▶ **Instruction**
Without the pictures, can you quote each line below exactly?

(Records about charts and figures)

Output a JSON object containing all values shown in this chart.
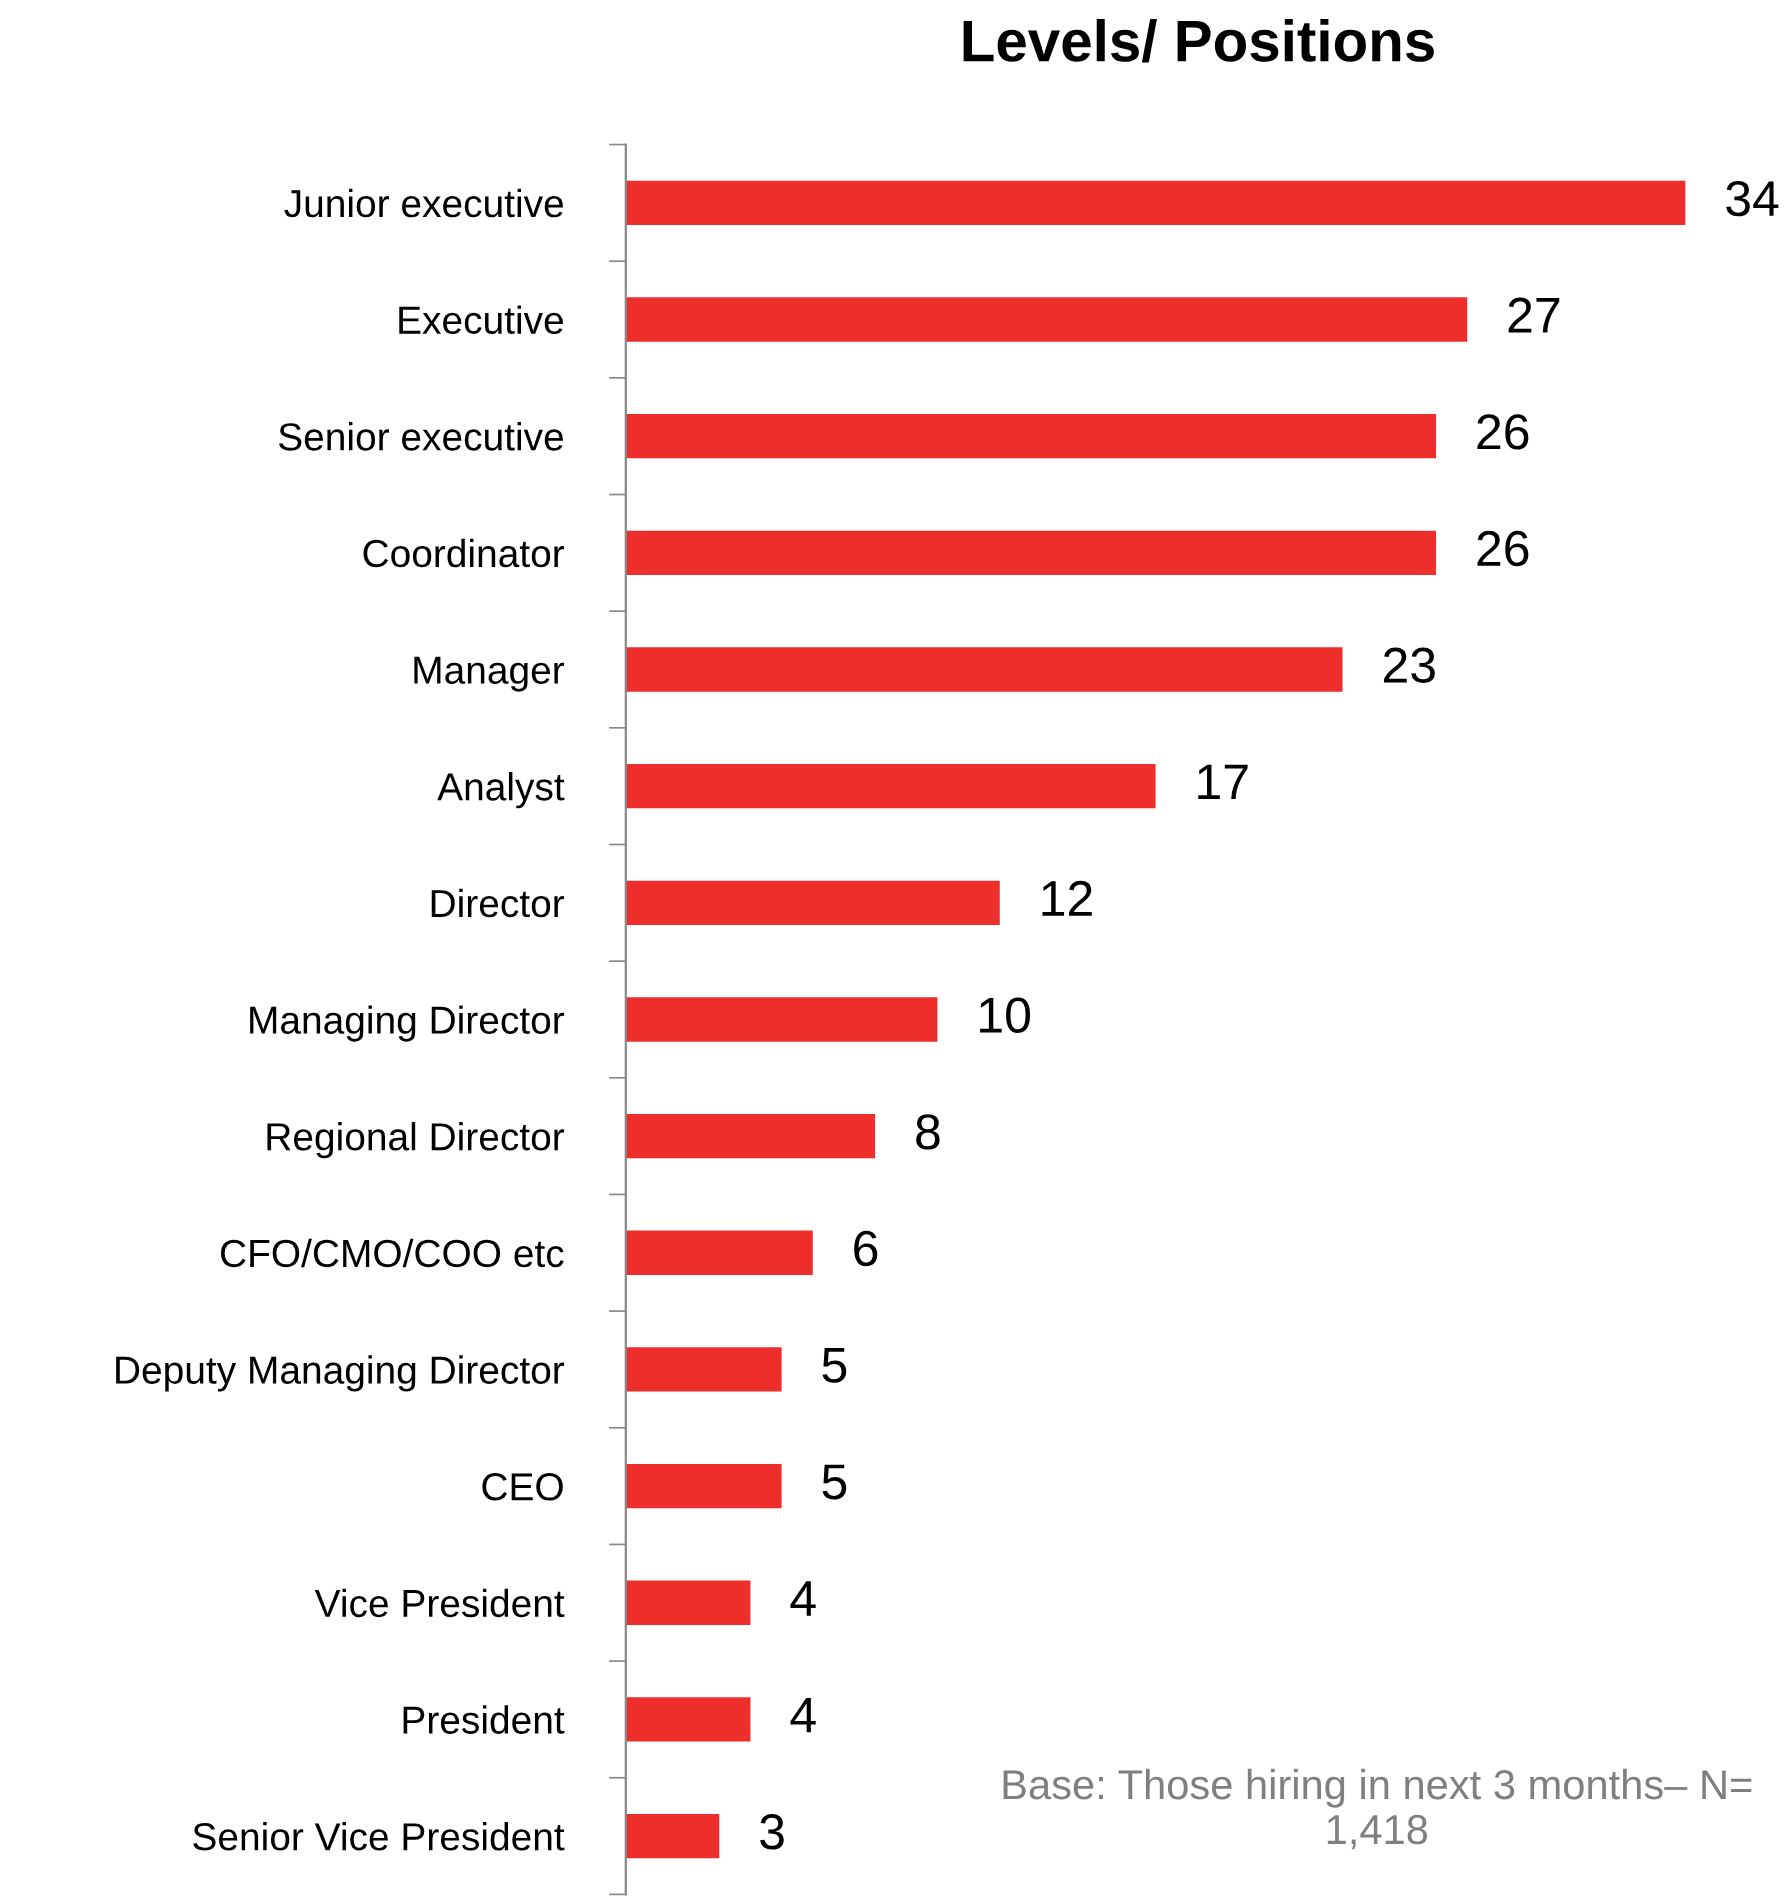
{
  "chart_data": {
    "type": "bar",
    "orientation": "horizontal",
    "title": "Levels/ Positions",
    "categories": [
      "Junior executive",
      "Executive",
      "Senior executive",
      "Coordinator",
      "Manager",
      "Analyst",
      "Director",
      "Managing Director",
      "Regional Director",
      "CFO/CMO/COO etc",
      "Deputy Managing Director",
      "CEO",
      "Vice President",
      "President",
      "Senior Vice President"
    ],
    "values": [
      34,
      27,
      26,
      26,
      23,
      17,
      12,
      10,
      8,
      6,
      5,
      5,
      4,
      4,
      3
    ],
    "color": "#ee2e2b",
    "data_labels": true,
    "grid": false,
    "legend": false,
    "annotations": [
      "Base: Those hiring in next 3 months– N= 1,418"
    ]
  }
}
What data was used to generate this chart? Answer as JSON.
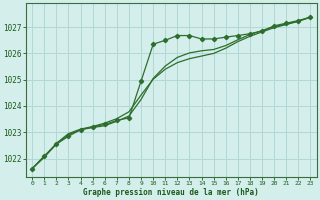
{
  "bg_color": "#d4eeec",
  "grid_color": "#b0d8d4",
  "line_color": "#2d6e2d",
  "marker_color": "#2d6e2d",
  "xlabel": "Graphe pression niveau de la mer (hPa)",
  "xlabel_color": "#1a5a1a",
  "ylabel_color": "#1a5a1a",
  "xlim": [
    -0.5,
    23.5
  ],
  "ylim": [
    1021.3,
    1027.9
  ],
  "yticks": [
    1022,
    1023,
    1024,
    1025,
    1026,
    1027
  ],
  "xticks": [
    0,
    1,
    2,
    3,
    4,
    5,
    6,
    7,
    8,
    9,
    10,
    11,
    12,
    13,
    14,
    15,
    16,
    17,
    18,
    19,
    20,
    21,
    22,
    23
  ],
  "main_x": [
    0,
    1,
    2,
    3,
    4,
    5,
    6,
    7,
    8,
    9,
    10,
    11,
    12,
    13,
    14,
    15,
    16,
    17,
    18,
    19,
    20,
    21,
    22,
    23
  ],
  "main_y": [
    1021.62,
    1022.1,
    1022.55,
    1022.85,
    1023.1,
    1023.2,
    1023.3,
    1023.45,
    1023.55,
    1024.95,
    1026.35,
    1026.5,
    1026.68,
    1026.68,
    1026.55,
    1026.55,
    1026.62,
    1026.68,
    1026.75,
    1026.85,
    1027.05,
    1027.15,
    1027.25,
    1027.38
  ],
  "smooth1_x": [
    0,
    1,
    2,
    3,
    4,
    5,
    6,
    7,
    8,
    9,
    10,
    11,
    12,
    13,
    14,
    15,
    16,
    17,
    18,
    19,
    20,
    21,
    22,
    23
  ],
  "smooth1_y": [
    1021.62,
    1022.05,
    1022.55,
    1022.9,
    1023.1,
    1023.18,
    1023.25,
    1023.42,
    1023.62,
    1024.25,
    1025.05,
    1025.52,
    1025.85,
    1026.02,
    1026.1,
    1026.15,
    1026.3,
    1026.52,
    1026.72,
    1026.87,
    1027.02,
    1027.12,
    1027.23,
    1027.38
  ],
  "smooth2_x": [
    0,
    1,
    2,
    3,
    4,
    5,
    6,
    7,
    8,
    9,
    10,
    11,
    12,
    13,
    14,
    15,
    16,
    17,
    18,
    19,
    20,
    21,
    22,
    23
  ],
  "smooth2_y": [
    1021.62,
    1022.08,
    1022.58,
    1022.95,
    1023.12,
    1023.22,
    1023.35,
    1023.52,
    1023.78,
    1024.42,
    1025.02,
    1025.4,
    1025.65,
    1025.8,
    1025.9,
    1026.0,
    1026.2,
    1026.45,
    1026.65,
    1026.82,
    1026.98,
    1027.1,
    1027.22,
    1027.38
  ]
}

▶ **Written reply**
Output a JSON object containing all values shown in this chart.
{
  "chart_data": {
    "type": "bar",
    "orientation": "horizontal",
    "title": "Levels/ Positions",
    "categories": [
      "Junior executive",
      "Executive",
      "Senior executive",
      "Coordinator",
      "Manager",
      "Analyst",
      "Director",
      "Managing Director",
      "Regional Director",
      "CFO/CMO/COO etc",
      "Deputy Managing Director",
      "CEO",
      "Vice President",
      "President",
      "Senior Vice President"
    ],
    "values": [
      34,
      27,
      26,
      26,
      23,
      17,
      12,
      10,
      8,
      6,
      5,
      5,
      4,
      4,
      3
    ],
    "color": "#ee2e2b",
    "data_labels": true,
    "grid": false,
    "legend": false,
    "annotations": [
      "Base: Those hiring in next 3 months– N= 1,418"
    ]
  }
}
What data was used to generate this chart? Answer as JSON.
{
  "bg_color": "#d4eeec",
  "grid_color": "#b0d8d4",
  "line_color": "#2d6e2d",
  "marker_color": "#2d6e2d",
  "xlabel": "Graphe pression niveau de la mer (hPa)",
  "xlabel_color": "#1a5a1a",
  "ylabel_color": "#1a5a1a",
  "xlim": [
    -0.5,
    23.5
  ],
  "ylim": [
    1021.3,
    1027.9
  ],
  "yticks": [
    1022,
    1023,
    1024,
    1025,
    1026,
    1027
  ],
  "xticks": [
    0,
    1,
    2,
    3,
    4,
    5,
    6,
    7,
    8,
    9,
    10,
    11,
    12,
    13,
    14,
    15,
    16,
    17,
    18,
    19,
    20,
    21,
    22,
    23
  ],
  "main_x": [
    0,
    1,
    2,
    3,
    4,
    5,
    6,
    7,
    8,
    9,
    10,
    11,
    12,
    13,
    14,
    15,
    16,
    17,
    18,
    19,
    20,
    21,
    22,
    23
  ],
  "main_y": [
    1021.62,
    1022.1,
    1022.55,
    1022.85,
    1023.1,
    1023.2,
    1023.3,
    1023.45,
    1023.55,
    1024.95,
    1026.35,
    1026.5,
    1026.68,
    1026.68,
    1026.55,
    1026.55,
    1026.62,
    1026.68,
    1026.75,
    1026.85,
    1027.05,
    1027.15,
    1027.25,
    1027.38
  ],
  "smooth1_x": [
    0,
    1,
    2,
    3,
    4,
    5,
    6,
    7,
    8,
    9,
    10,
    11,
    12,
    13,
    14,
    15,
    16,
    17,
    18,
    19,
    20,
    21,
    22,
    23
  ],
  "smooth1_y": [
    1021.62,
    1022.05,
    1022.55,
    1022.9,
    1023.1,
    1023.18,
    1023.25,
    1023.42,
    1023.62,
    1024.25,
    1025.05,
    1025.52,
    1025.85,
    1026.02,
    1026.1,
    1026.15,
    1026.3,
    1026.52,
    1026.72,
    1026.87,
    1027.02,
    1027.12,
    1027.23,
    1027.38
  ],
  "smooth2_x": [
    0,
    1,
    2,
    3,
    4,
    5,
    6,
    7,
    8,
    9,
    10,
    11,
    12,
    13,
    14,
    15,
    16,
    17,
    18,
    19,
    20,
    21,
    22,
    23
  ],
  "smooth2_y": [
    1021.62,
    1022.08,
    1022.58,
    1022.95,
    1023.12,
    1023.22,
    1023.35,
    1023.52,
    1023.78,
    1024.42,
    1025.02,
    1025.4,
    1025.65,
    1025.8,
    1025.9,
    1026.0,
    1026.2,
    1026.45,
    1026.65,
    1026.82,
    1026.98,
    1027.1,
    1027.22,
    1027.38
  ]
}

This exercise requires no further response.